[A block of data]
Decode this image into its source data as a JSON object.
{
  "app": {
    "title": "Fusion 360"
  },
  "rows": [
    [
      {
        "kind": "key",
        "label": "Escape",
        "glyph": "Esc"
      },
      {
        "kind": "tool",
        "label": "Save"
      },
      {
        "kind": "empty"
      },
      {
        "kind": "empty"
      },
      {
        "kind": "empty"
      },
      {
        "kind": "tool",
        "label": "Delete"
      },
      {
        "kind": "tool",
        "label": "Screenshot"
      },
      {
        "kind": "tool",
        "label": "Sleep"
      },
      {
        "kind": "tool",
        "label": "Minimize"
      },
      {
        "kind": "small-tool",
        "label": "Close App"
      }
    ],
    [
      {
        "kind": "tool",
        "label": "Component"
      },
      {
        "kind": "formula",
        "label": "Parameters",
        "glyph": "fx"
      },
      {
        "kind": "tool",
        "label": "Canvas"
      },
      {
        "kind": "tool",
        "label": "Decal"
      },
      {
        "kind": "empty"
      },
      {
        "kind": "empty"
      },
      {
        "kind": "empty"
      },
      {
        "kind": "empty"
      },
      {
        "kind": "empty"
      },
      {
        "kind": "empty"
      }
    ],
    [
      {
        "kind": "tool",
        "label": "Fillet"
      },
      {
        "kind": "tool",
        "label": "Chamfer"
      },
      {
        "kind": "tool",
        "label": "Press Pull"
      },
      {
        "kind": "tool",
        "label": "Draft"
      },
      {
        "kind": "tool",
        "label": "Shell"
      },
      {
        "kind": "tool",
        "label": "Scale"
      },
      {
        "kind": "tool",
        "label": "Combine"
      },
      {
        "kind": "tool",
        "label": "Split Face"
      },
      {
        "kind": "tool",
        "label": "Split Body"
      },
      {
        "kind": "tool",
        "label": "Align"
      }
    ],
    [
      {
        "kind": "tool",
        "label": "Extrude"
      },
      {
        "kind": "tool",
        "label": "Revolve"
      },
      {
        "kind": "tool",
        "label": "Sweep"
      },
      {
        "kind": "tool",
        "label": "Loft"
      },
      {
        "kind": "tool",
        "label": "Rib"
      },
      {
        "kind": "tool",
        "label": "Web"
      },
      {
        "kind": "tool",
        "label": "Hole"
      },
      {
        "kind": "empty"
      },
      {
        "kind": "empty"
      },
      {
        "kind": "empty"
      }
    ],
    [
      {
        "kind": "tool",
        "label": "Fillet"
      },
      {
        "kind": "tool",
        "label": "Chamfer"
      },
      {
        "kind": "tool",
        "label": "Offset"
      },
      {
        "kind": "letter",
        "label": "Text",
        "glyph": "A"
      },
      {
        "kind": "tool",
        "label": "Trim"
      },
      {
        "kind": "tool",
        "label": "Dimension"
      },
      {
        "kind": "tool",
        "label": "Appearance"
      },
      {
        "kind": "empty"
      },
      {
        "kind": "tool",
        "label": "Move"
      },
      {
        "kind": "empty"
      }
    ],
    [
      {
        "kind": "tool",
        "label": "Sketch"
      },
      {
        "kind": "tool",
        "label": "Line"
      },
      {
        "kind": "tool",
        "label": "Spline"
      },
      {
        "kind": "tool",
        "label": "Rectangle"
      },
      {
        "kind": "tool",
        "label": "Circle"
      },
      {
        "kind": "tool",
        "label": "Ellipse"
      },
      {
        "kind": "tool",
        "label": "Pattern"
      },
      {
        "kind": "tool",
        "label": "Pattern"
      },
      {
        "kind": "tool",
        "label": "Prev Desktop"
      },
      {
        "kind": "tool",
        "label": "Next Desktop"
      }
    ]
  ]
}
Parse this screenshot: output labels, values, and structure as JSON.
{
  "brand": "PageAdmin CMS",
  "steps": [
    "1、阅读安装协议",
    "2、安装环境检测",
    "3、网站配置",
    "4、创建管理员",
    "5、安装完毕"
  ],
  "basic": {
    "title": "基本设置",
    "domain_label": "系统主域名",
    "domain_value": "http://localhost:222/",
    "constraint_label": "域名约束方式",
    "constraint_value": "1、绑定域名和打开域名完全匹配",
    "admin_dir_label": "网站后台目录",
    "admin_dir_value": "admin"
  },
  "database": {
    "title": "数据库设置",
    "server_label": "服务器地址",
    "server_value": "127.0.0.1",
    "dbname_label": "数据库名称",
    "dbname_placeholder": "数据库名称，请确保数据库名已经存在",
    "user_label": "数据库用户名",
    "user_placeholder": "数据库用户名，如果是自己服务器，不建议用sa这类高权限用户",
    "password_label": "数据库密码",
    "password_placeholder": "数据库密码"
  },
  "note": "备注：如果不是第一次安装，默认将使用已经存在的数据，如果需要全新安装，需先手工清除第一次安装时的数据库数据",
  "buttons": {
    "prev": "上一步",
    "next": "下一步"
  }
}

**What is required**: Copy every line of the records word for word.

**Solution to this problem**:
Decode this image into its source data as a JSON object.
{
  "app": {
    "title": "Fusion 360"
  },
  "rows": [
    [
      {
        "kind": "key",
        "label": "Escape",
        "glyph": "Esc"
      },
      {
        "kind": "tool",
        "label": "Save"
      },
      {
        "kind": "empty"
      },
      {
        "kind": "empty"
      },
      {
        "kind": "empty"
      },
      {
        "kind": "tool",
        "label": "Delete"
      },
      {
        "kind": "tool",
        "label": "Screenshot"
      },
      {
        "kind": "tool",
        "label": "Sleep"
      },
      {
        "kind": "tool",
        "label": "Minimize"
      },
      {
        "kind": "small-tool",
        "label": "Close App"
      }
    ],
    [
      {
        "kind": "tool",
        "label": "Component"
      },
      {
        "kind": "formula",
        "label": "Parameters",
        "glyph": "fx"
      },
      {
        "kind": "tool",
        "label": "Canvas"
      },
      {
        "kind": "tool",
        "label": "Decal"
      },
      {
        "kind": "empty"
      },
      {
        "kind": "empty"
      },
      {
        "kind": "empty"
      },
      {
        "kind": "empty"
      },
      {
        "kind": "empty"
      },
      {
        "kind": "empty"
      }
    ],
    [
      {
        "kind": "tool",
        "label": "Fillet"
      },
      {
        "kind": "tool",
        "label": "Chamfer"
      },
      {
        "kind": "tool",
        "label": "Press Pull"
      },
      {
        "kind": "tool",
        "label": "Draft"
      },
      {
        "kind": "tool",
        "label": "Shell"
      },
      {
        "kind": "tool",
        "label": "Scale"
      },
      {
        "kind": "tool",
        "label": "Combine"
      },
      {
        "kind": "tool",
        "label": "Split Face"
      },
      {
        "kind": "tool",
        "label": "Split Body"
      },
      {
        "kind": "tool",
        "label": "Align"
      }
    ],
    [
      {
        "kind": "tool",
        "label": "Extrude"
      },
      {
        "kind": "tool",
        "label": "Revolve"
      },
      {
        "kind": "tool",
        "label": "Sweep"
      },
      {
        "kind": "tool",
        "label": "Loft"
      },
      {
        "kind": "tool",
        "label": "Rib"
      },
      {
        "kind": "tool",
        "label": "Web"
      },
      {
        "kind": "tool",
        "label": "Hole"
      },
      {
        "kind": "empty"
      },
      {
        "kind": "empty"
      },
      {
        "kind": "empty"
      }
    ],
    [
      {
        "kind": "tool",
        "label": "Fillet"
      },
      {
        "kind": "tool",
        "label": "Chamfer"
      },
      {
        "kind": "tool",
        "label": "Offset"
      },
      {
        "kind": "letter",
        "label": "Text",
        "glyph": "A"
      },
      {
        "kind": "tool",
        "label": "Trim"
      },
      {
        "kind": "tool",
        "label": "Dimension"
      },
      {
        "kind": "tool",
        "label": "Appearance"
      },
      {
        "kind": "empty"
      },
      {
        "kind": "tool",
        "label": "Move"
      },
      {
        "kind": "empty"
      }
    ],
    [
      {
        "kind": "tool",
        "label": "Sketch"
      },
      {
        "kind": "tool",
        "label": "Line"
      },
      {
        "kind": "tool",
        "label": "Spline"
      },
      {
        "kind": "tool",
        "label": "Rectangle"
      },
      {
        "kind": "tool",
        "label": "Circle"
      },
      {
        "kind": "tool",
        "label": "Ellipse"
      },
      {
        "kind": "tool",
        "label": "Pattern"
      },
      {
        "kind": "tool",
        "label": "Pattern"
      },
      {
        "kind": "tool",
        "label": "Prev Desktop"
      },
      {
        "kind": "tool",
        "label": "Next Desktop"
      }
    ]
  ]
}
Parse this screenshot: output labels, values, and structure as JSON.
{
  "brand": "PageAdmin CMS",
  "steps": [
    "1、阅读安装协议",
    "2、安装环境检测",
    "3、网站配置",
    "4、创建管理员",
    "5、安装完毕"
  ],
  "basic": {
    "title": "基本设置",
    "domain_label": "系统主域名",
    "domain_value": "http://localhost:222/",
    "constraint_label": "域名约束方式",
    "constraint_value": "1、绑定域名和打开域名完全匹配",
    "admin_dir_label": "网站后台目录",
    "admin_dir_value": "admin"
  },
  "database": {
    "title": "数据库设置",
    "server_label": "服务器地址",
    "server_value": "127.0.0.1",
    "dbname_label": "数据库名称",
    "dbname_placeholder": "数据库名称，请确保数据库名已经存在",
    "user_label": "数据库用户名",
    "user_placeholder": "数据库用户名，如果是自己服务器，不建议用sa这类高权限用户",
    "password_label": "数据库密码",
    "password_placeholder": "数据库密码"
  },
  "note": "备注：如果不是第一次安装，默认将使用已经存在的数据，如果需要全新安装，需先手工清除第一次安装时的数据库数据",
  "buttons": {
    "prev": "上一步",
    "next": "下一步"
  }
}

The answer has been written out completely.